--- Task to carry out ---
Please reproduce every record, keeping each one exactly as written.

(Collection entries)
══════

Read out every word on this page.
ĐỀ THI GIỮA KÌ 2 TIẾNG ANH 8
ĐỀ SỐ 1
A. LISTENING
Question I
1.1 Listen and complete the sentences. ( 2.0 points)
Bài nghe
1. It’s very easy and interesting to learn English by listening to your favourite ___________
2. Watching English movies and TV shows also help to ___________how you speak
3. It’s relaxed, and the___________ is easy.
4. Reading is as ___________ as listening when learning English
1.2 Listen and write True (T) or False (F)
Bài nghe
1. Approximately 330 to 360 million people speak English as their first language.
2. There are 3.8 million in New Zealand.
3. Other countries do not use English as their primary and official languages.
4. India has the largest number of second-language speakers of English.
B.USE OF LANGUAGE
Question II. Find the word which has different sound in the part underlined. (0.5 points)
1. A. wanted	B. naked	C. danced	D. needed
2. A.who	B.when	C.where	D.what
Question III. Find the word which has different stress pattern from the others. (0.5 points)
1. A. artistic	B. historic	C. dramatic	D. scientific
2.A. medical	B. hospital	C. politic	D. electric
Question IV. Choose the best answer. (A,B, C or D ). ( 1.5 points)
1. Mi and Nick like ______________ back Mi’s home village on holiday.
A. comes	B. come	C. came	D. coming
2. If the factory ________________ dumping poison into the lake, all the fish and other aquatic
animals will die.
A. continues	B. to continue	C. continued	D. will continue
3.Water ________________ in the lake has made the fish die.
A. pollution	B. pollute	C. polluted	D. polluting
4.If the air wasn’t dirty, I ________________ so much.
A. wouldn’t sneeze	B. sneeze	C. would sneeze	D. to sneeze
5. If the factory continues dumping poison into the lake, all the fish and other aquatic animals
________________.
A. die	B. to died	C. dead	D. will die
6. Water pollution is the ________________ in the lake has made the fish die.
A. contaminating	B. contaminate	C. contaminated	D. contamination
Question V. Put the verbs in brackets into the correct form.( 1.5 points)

══════

--- Solution to the problem ---
Read out every word on this page.
ĐỀ THI GIỮA KÌ 2 TIẾNG ANH 8
ĐỀ SỐ 1
A. LISTENING
Question I
1.1 Listen and complete the sentences. ( 2.0 points)
Bài nghe
1. It’s very easy and interesting to learn English by listening to your favourite ___________
2. Watching English movies and TV shows also help to ___________how you speak
3. It’s relaxed, and the___________ is easy.
4. Reading is as ___________ as listening when learning English
1.2 Listen and write True (T) or False (F)
Bài nghe
1. Approximately 330 to 360 million people speak English as their first language.
2. There are 3.8 million in New Zealand.
3. Other countries do not use English as their primary and official languages.
4. India has the largest number of second-language speakers of English.
B.USE OF LANGUAGE
Question II. Find the word which has different sound in the part underlined. (0.5 points)
1. A. wanted	B. naked	C. danced	D. needed
2. A.who	B.when	C.where	D.what
Question III. Find the word which has different stress pattern from the others. (0.5 points)
1. A. artistic	B. historic	C. dramatic	D. scientific
2.A. medical	B. hospital	C. politic	D. electric
Question IV. Choose the best answer. (A,B, C or D ). ( 1.5 points)
1. Mi and Nick like ______________ back Mi’s home village on holiday.
A. comes	B. come	C. came	D. coming
2. If the factory ________________ dumping poison into the lake, all the fish and other aquatic
animals will die.
A. continues	B. to continue	C. continued	D. will continue
3.Water ________________ in the lake has made the fish die.
A. pollution	B. pollute	C. polluted	D. polluting
4.If the air wasn’t dirty, I ________________ so much.
A. wouldn’t sneeze	B. sneeze	C. would sneeze	D. to sneeze
5. If the factory continues dumping poison into the lake, all the fish and other aquatic animals
________________.
A. die	B. to died	C. dead	D. will die
6. Water pollution is the ________________ in the lake has made the fish die.
A. contaminating	B. contaminate	C. contaminated	D. contamination
Question V. Put the verbs in brackets into the correct form.( 1.5 points)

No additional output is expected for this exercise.